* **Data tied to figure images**
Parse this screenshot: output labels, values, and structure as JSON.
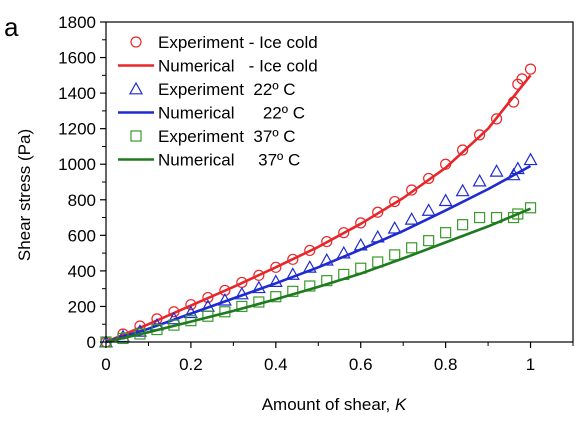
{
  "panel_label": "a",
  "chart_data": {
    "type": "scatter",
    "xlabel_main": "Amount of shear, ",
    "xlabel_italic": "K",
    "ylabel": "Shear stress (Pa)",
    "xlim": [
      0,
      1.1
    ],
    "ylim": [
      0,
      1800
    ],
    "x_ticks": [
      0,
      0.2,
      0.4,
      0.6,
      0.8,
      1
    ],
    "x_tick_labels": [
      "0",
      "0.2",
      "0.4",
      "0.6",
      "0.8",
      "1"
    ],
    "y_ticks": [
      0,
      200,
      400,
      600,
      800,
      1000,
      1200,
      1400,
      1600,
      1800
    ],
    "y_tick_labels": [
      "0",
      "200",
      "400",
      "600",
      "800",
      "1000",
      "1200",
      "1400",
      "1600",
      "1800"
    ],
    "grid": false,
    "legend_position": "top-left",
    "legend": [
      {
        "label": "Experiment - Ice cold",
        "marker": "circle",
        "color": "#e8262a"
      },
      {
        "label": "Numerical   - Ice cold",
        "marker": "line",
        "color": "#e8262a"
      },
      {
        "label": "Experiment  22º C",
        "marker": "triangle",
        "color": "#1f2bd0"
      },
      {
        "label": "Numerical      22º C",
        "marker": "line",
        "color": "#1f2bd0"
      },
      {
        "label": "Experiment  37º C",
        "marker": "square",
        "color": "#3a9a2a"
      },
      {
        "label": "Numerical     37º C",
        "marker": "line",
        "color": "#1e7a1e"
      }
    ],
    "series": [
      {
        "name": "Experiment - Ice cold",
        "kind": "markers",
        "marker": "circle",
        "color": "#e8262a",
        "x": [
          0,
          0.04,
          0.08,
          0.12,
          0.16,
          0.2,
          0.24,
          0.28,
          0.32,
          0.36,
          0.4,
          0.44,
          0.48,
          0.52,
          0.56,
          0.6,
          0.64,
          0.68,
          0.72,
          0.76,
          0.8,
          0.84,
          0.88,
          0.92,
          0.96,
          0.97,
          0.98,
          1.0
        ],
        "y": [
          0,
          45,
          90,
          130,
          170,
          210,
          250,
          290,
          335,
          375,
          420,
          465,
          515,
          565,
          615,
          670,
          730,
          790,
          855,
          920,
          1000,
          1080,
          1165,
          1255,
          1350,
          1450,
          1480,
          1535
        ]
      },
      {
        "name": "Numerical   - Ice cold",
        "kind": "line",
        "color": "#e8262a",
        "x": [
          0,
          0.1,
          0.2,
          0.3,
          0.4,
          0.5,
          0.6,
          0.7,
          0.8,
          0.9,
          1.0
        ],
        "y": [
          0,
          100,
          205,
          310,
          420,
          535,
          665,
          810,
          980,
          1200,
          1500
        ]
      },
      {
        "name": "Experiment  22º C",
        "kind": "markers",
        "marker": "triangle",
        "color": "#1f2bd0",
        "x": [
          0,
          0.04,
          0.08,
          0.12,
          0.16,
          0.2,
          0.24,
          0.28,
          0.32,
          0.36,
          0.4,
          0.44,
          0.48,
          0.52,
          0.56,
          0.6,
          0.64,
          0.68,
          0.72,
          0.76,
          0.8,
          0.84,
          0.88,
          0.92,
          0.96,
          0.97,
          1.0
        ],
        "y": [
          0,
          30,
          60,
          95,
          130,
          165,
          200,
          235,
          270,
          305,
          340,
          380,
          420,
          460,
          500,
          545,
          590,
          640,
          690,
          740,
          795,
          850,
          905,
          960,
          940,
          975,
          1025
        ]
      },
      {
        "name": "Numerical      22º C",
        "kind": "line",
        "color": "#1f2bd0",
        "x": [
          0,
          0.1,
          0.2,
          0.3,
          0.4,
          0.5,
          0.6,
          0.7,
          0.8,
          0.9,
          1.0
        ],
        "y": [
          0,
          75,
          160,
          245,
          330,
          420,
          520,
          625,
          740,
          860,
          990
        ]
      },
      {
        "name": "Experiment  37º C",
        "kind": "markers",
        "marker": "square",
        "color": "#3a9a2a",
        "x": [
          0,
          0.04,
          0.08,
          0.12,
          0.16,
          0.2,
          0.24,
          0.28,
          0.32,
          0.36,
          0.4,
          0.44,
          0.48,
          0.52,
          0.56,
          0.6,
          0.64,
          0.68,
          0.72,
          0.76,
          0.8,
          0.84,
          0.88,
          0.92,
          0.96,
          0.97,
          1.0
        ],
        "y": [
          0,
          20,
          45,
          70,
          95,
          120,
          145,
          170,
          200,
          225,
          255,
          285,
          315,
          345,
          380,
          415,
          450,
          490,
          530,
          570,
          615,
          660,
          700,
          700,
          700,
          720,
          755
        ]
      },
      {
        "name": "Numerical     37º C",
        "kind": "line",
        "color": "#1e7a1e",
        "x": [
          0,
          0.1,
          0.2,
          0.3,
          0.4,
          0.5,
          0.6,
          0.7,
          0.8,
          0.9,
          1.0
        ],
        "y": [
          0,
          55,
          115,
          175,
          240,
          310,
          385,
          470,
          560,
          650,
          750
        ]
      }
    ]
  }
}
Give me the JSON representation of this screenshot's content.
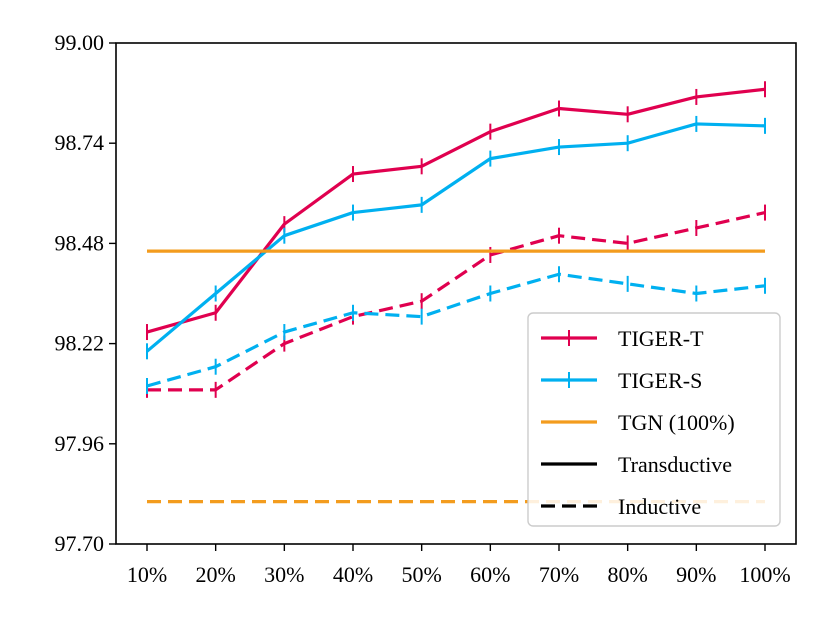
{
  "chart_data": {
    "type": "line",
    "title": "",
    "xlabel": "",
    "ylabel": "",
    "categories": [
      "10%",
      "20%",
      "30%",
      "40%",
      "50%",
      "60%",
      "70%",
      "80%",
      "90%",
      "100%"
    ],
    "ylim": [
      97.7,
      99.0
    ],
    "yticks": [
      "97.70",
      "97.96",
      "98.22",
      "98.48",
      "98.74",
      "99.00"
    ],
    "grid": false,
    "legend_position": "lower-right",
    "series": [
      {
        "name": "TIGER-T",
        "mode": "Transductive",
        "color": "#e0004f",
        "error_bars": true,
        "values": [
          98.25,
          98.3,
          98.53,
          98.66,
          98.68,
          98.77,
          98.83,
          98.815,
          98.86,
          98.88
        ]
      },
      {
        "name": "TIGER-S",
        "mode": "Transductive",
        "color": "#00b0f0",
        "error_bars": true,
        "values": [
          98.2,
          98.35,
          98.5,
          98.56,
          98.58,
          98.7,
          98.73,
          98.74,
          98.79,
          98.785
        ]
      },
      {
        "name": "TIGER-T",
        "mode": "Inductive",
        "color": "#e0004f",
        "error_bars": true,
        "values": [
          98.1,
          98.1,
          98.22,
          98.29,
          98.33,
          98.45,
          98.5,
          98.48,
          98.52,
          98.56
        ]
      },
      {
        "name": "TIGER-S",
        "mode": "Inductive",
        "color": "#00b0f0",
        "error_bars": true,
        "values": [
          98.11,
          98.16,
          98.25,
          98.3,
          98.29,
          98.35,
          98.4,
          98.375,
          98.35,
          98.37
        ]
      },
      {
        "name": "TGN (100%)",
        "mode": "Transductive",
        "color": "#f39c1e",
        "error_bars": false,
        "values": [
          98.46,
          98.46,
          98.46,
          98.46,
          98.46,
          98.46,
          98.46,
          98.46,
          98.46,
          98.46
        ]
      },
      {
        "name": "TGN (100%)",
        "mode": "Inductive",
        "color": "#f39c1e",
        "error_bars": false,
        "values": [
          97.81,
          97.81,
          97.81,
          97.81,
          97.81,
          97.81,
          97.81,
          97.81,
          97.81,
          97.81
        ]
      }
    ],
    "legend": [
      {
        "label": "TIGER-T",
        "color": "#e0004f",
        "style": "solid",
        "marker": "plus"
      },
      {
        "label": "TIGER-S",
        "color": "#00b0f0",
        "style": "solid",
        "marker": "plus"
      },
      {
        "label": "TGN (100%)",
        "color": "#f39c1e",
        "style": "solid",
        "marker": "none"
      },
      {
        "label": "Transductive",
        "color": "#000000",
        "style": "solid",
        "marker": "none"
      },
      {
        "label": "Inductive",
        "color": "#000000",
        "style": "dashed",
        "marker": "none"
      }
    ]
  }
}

* **Aim**
Copy the records above exactly, omitting every picture.

* **Output of the exercise**
Parse this screenshot: output labels, values, and structure as JSON.
{
  "panel_label": "a",
  "chart_data": {
    "type": "scatter",
    "xlabel_main": "Amount of shear, ",
    "xlabel_italic": "K",
    "ylabel": "Shear stress (Pa)",
    "xlim": [
      0,
      1.1
    ],
    "ylim": [
      0,
      1800
    ],
    "x_ticks": [
      0,
      0.2,
      0.4,
      0.6,
      0.8,
      1
    ],
    "x_tick_labels": [
      "0",
      "0.2",
      "0.4",
      "0.6",
      "0.8",
      "1"
    ],
    "y_ticks": [
      0,
      200,
      400,
      600,
      800,
      1000,
      1200,
      1400,
      1600,
      1800
    ],
    "y_tick_labels": [
      "0",
      "200",
      "400",
      "600",
      "800",
      "1000",
      "1200",
      "1400",
      "1600",
      "1800"
    ],
    "grid": false,
    "legend_position": "top-left",
    "legend": [
      {
        "label": "Experiment - Ice cold",
        "marker": "circle",
        "color": "#e8262a"
      },
      {
        "label": "Numerical   - Ice cold",
        "marker": "line",
        "color": "#e8262a"
      },
      {
        "label": "Experiment  22º C",
        "marker": "triangle",
        "color": "#1f2bd0"
      },
      {
        "label": "Numerical      22º C",
        "marker": "line",
        "color": "#1f2bd0"
      },
      {
        "label": "Experiment  37º C",
        "marker": "square",
        "color": "#3a9a2a"
      },
      {
        "label": "Numerical     37º C",
        "marker": "line",
        "color": "#1e7a1e"
      }
    ],
    "series": [
      {
        "name": "Experiment - Ice cold",
        "kind": "markers",
        "marker": "circle",
        "color": "#e8262a",
        "x": [
          0,
          0.04,
          0.08,
          0.12,
          0.16,
          0.2,
          0.24,
          0.28,
          0.32,
          0.36,
          0.4,
          0.44,
          0.48,
          0.52,
          0.56,
          0.6,
          0.64,
          0.68,
          0.72,
          0.76,
          0.8,
          0.84,
          0.88,
          0.92,
          0.96,
          0.97,
          0.98,
          1.0
        ],
        "y": [
          0,
          45,
          90,
          130,
          170,
          210,
          250,
          290,
          335,
          375,
          420,
          465,
          515,
          565,
          615,
          670,
          730,
          790,
          855,
          920,
          1000,
          1080,
          1165,
          1255,
          1350,
          1450,
          1480,
          1535
        ]
      },
      {
        "name": "Numerical   - Ice cold",
        "kind": "line",
        "color": "#e8262a",
        "x": [
          0,
          0.1,
          0.2,
          0.3,
          0.4,
          0.5,
          0.6,
          0.7,
          0.8,
          0.9,
          1.0
        ],
        "y": [
          0,
          100,
          205,
          310,
          420,
          535,
          665,
          810,
          980,
          1200,
          1500
        ]
      },
      {
        "name": "Experiment  22º C",
        "kind": "markers",
        "marker": "triangle",
        "color": "#1f2bd0",
        "x": [
          0,
          0.04,
          0.08,
          0.12,
          0.16,
          0.2,
          0.24,
          0.28,
          0.32,
          0.36,
          0.4,
          0.44,
          0.48,
          0.52,
          0.56,
          0.6,
          0.64,
          0.68,
          0.72,
          0.76,
          0.8,
          0.84,
          0.88,
          0.92,
          0.96,
          0.97,
          1.0
        ],
        "y": [
          0,
          30,
          60,
          95,
          130,
          165,
          200,
          235,
          270,
          305,
          340,
          380,
          420,
          460,
          500,
          545,
          590,
          640,
          690,
          740,
          795,
          850,
          905,
          960,
          940,
          975,
          1025
        ]
      },
      {
        "name": "Numerical      22º C",
        "kind": "line",
        "color": "#1f2bd0",
        "x": [
          0,
          0.1,
          0.2,
          0.3,
          0.4,
          0.5,
          0.6,
          0.7,
          0.8,
          0.9,
          1.0
        ],
        "y": [
          0,
          75,
          160,
          245,
          330,
          420,
          520,
          625,
          740,
          860,
          990
        ]
      },
      {
        "name": "Experiment  37º C",
        "kind": "markers",
        "marker": "square",
        "color": "#3a9a2a",
        "x": [
          0,
          0.04,
          0.08,
          0.12,
          0.16,
          0.2,
          0.24,
          0.28,
          0.32,
          0.36,
          0.4,
          0.44,
          0.48,
          0.52,
          0.56,
          0.6,
          0.64,
          0.68,
          0.72,
          0.76,
          0.8,
          0.84,
          0.88,
          0.92,
          0.96,
          0.97,
          1.0
        ],
        "y": [
          0,
          20,
          45,
          70,
          95,
          120,
          145,
          170,
          200,
          225,
          255,
          285,
          315,
          345,
          380,
          415,
          450,
          490,
          530,
          570,
          615,
          660,
          700,
          700,
          700,
          720,
          755
        ]
      },
      {
        "name": "Numerical     37º C",
        "kind": "line",
        "color": "#1e7a1e",
        "x": [
          0,
          0.1,
          0.2,
          0.3,
          0.4,
          0.5,
          0.6,
          0.7,
          0.8,
          0.9,
          1.0
        ],
        "y": [
          0,
          55,
          115,
          175,
          240,
          310,
          385,
          470,
          560,
          650,
          750
        ]
      }
    ]
  }
}
Give me the JSON representation of this screenshot's content.
{
  "chart_data": {
    "type": "line",
    "title": "",
    "xlabel": "",
    "ylabel": "",
    "categories": [
      "10%",
      "20%",
      "30%",
      "40%",
      "50%",
      "60%",
      "70%",
      "80%",
      "90%",
      "100%"
    ],
    "ylim": [
      97.7,
      99.0
    ],
    "yticks": [
      "97.70",
      "97.96",
      "98.22",
      "98.48",
      "98.74",
      "99.00"
    ],
    "grid": false,
    "legend_position": "lower-right",
    "series": [
      {
        "name": "TIGER-T",
        "mode": "Transductive",
        "color": "#e0004f",
        "error_bars": true,
        "values": [
          98.25,
          98.3,
          98.53,
          98.66,
          98.68,
          98.77,
          98.83,
          98.815,
          98.86,
          98.88
        ]
      },
      {
        "name": "TIGER-S",
        "mode": "Transductive",
        "color": "#00b0f0",
        "error_bars": true,
        "values": [
          98.2,
          98.35,
          98.5,
          98.56,
          98.58,
          98.7,
          98.73,
          98.74,
          98.79,
          98.785
        ]
      },
      {
        "name": "TIGER-T",
        "mode": "Inductive",
        "color": "#e0004f",
        "error_bars": true,
        "values": [
          98.1,
          98.1,
          98.22,
          98.29,
          98.33,
          98.45,
          98.5,
          98.48,
          98.52,
          98.56
        ]
      },
      {
        "name": "TIGER-S",
        "mode": "Inductive",
        "color": "#00b0f0",
        "error_bars": true,
        "values": [
          98.11,
          98.16,
          98.25,
          98.3,
          98.29,
          98.35,
          98.4,
          98.375,
          98.35,
          98.37
        ]
      },
      {
        "name": "TGN (100%)",
        "mode": "Transductive",
        "color": "#f39c1e",
        "error_bars": false,
        "values": [
          98.46,
          98.46,
          98.46,
          98.46,
          98.46,
          98.46,
          98.46,
          98.46,
          98.46,
          98.46
        ]
      },
      {
        "name": "TGN (100%)",
        "mode": "Inductive",
        "color": "#f39c1e",
        "error_bars": false,
        "values": [
          97.81,
          97.81,
          97.81,
          97.81,
          97.81,
          97.81,
          97.81,
          97.81,
          97.81,
          97.81
        ]
      }
    ],
    "legend": [
      {
        "label": "TIGER-T",
        "color": "#e0004f",
        "style": "solid",
        "marker": "plus"
      },
      {
        "label": "TIGER-S",
        "color": "#00b0f0",
        "style": "solid",
        "marker": "plus"
      },
      {
        "label": "TGN (100%)",
        "color": "#f39c1e",
        "style": "solid",
        "marker": "none"
      },
      {
        "label": "Transductive",
        "color": "#000000",
        "style": "solid",
        "marker": "none"
      },
      {
        "label": "Inductive",
        "color": "#000000",
        "style": "dashed",
        "marker": "none"
      }
    ]
  }
}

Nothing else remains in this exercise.